** Goal of the exercise **
Identify and pull out each line of the entries in which "code" occurs.
********
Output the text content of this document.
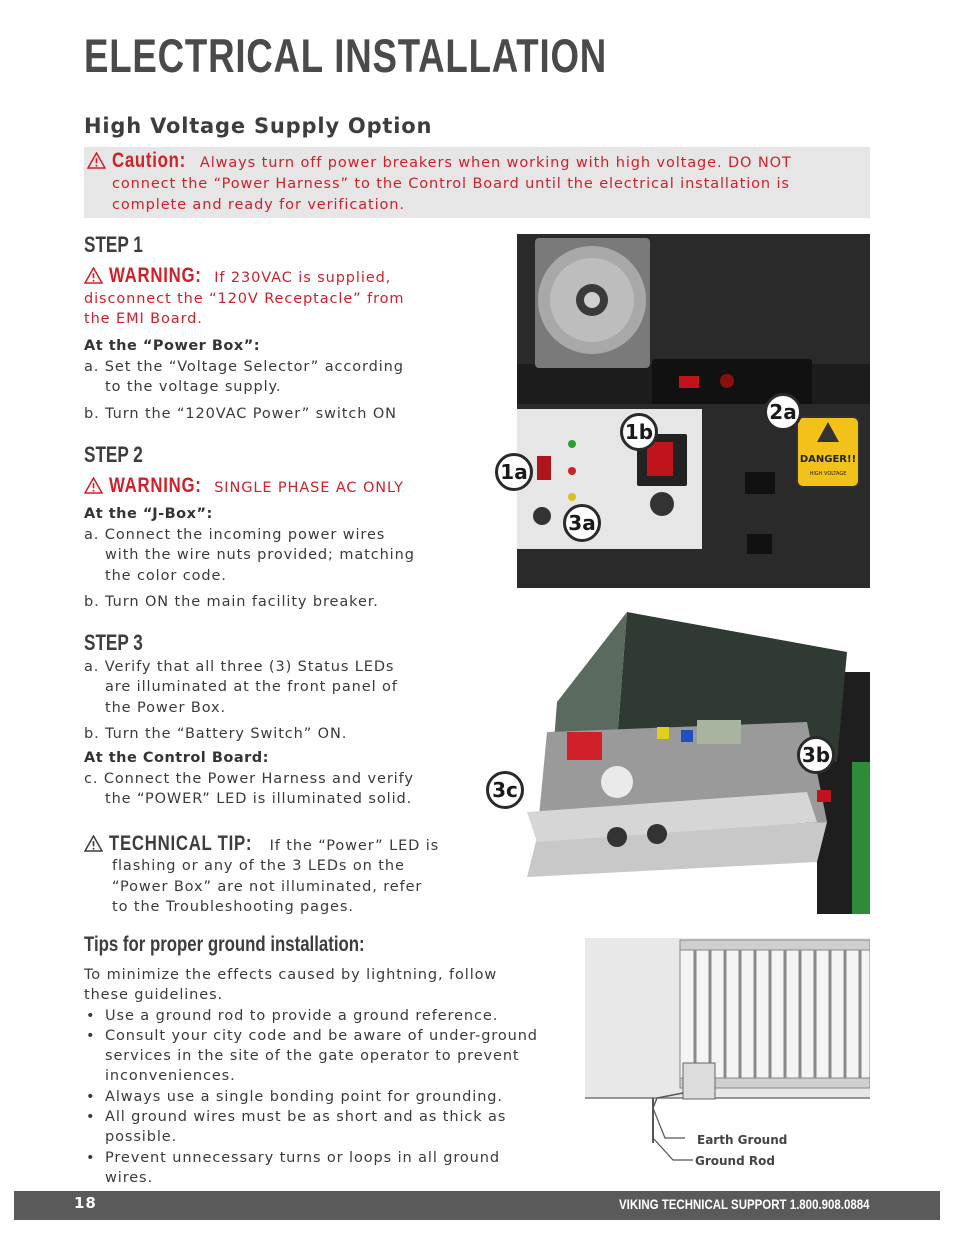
ELECTRICAL INSTALLATION
High Voltage Supply Option
Caution: Always turn off power breakers when working with high voltage. DO NOT
connect the “Power Harness” to the Control Board until the electrical installation is
complete and ready for verification.
STEP 1
WARNING: If 230VAC is supplied,
disconnect the “120V Receptacle” from
the EMI Board.
At the “Power Box”:
a. Set the “Voltage Selector” according
to the voltage supply.
b. Turn the “120VAC Power” switch ON
STEP 2
WARNING: SINGLE PHASE AC ONLY
At the “J-Box”:
a. Connect the incoming power wires
with the wire nuts provided; matching
the color code.
b. Turn ON the main facility breaker.
STEP 3
a. Verify that all three (3) Status LEDs
are illuminated at the front panel of
the Power Box.
b. Turn the “Battery Switch” ON.
At the Control Board:
c. Connect the Power Harness and verify
the “POWER” LED is illuminated solid.
TECHNICAL TIP: If the “Power” LED is
flashing or any of the 3 LEDs on the
“Power Box” are not illuminated, refer
to the Troubleshooting pages.
Tips for proper ground installation:
To minimize the effects caused by lightning, follow
these guidelines.
• Use a ground rod to provide a ground reference.
• Consult your city code and be aware of under-ground
services in the site of the gate operator to prevent
inconveniences.
• Always use a single bonding point for grounding.
• All ground wires must be as short and as thick as
possible.
• Prevent unnecessary turns or loops in all ground
wires.
DANGER!!
HIGH VOLTAGE
1a
1b
2a
3a
3b
3c
Earth Ground
Ground Rod
18	VIKING TECHNICAL SUPPORT 1.800.908.0884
********
** Result below **
the color code.
• Consult your city code and be aware of under-ground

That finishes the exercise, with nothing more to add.